What to do = Please write out exactly the lines that begin at the line containing "Parse this screenshot: output" and run to the end of the records.

Materials provided =

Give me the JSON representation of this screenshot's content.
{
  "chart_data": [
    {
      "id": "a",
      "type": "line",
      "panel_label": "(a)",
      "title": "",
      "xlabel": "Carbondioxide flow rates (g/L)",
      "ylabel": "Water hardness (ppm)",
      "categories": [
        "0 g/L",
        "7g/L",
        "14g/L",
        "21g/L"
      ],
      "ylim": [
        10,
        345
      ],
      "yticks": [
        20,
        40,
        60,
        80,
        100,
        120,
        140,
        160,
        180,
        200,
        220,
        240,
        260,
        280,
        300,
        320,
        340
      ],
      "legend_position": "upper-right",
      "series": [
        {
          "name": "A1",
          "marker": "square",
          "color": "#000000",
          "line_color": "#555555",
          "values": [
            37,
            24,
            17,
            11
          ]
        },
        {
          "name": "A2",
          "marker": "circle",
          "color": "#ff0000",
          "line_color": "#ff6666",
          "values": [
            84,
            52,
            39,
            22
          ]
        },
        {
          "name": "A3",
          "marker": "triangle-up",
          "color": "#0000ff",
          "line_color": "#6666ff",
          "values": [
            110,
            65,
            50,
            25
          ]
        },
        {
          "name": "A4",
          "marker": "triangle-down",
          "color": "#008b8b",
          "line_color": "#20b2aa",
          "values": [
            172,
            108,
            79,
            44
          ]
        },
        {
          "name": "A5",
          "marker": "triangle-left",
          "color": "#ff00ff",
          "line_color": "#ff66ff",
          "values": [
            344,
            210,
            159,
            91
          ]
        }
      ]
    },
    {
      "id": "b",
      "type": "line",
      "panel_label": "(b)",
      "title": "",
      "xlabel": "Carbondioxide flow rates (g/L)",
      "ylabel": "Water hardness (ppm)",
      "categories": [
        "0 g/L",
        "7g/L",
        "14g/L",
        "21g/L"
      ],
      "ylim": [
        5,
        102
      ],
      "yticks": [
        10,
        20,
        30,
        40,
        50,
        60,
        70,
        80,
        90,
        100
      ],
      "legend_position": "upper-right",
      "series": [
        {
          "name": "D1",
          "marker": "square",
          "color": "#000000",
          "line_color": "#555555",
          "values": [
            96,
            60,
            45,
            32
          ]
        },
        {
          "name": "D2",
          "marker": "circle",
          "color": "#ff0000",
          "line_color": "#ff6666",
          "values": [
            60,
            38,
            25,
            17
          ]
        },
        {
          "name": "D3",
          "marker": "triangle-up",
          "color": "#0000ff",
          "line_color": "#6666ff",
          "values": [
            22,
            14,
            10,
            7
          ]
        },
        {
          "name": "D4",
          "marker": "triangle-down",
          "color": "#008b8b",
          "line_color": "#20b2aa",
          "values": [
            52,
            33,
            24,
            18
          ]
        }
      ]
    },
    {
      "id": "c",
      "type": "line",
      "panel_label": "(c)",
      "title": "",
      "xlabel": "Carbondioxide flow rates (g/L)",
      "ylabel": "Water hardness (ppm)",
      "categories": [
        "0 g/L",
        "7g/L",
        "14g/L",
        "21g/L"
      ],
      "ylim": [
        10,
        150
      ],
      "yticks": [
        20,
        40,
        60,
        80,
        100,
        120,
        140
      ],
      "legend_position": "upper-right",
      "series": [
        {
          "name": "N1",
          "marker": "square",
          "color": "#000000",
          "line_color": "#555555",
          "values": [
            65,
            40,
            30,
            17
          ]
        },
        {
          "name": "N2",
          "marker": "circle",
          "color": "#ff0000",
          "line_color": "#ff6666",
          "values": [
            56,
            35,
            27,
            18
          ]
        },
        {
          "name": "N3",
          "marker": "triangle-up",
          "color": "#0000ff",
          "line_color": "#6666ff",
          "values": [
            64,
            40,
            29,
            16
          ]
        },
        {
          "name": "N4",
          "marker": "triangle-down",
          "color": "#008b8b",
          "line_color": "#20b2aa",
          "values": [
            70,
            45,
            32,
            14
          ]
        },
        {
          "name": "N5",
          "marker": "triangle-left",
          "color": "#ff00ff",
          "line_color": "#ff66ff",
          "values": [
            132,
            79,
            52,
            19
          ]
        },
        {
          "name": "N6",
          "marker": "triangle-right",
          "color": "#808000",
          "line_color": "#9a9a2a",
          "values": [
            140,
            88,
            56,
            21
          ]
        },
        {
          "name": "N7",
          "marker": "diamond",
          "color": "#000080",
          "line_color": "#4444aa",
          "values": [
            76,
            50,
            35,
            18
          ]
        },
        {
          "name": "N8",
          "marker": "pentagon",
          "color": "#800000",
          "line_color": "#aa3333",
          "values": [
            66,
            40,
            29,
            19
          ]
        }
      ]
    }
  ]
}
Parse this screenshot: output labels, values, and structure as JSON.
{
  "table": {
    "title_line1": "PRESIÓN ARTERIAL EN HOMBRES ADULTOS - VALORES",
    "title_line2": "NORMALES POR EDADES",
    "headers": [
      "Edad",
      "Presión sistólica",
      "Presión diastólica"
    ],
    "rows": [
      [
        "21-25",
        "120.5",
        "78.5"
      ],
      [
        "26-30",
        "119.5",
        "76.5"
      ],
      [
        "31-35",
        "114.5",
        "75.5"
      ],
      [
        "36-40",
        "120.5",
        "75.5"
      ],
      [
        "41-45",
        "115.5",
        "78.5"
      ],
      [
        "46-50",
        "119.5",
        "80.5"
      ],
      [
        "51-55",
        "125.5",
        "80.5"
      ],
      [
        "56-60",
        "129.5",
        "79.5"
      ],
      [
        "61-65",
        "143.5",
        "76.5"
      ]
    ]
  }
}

Answer to this task =
Parse this screenshot: output labels, values, and structure as JSON.
{
  "table": {
    "title_line1": "PRESIÓN ARTERIAL EN HOMBRES ADULTOS - VALORES",
    "title_line2": "NORMALES POR EDADES",
    "headers": [
      "Edad",
      "Presión sistólica",
      "Presión diastólica"
    ],
    "rows": [
      [
        "21-25",
        "120.5",
        "78.5"
      ],
      [
        "26-30",
        "119.5",
        "76.5"
      ],
      [
        "31-35",
        "114.5",
        "75.5"
      ],
      [
        "36-40",
        "120.5",
        "75.5"
      ],
      [
        "41-45",
        "115.5",
        "78.5"
      ],
      [
        "46-50",
        "119.5",
        "80.5"
      ],
      [
        "51-55",
        "125.5",
        "80.5"
      ],
      [
        "56-60",
        "129.5",
        "79.5"
      ],
      [
        "61-65",
        "143.5",
        "76.5"
      ]
    ]
  }
}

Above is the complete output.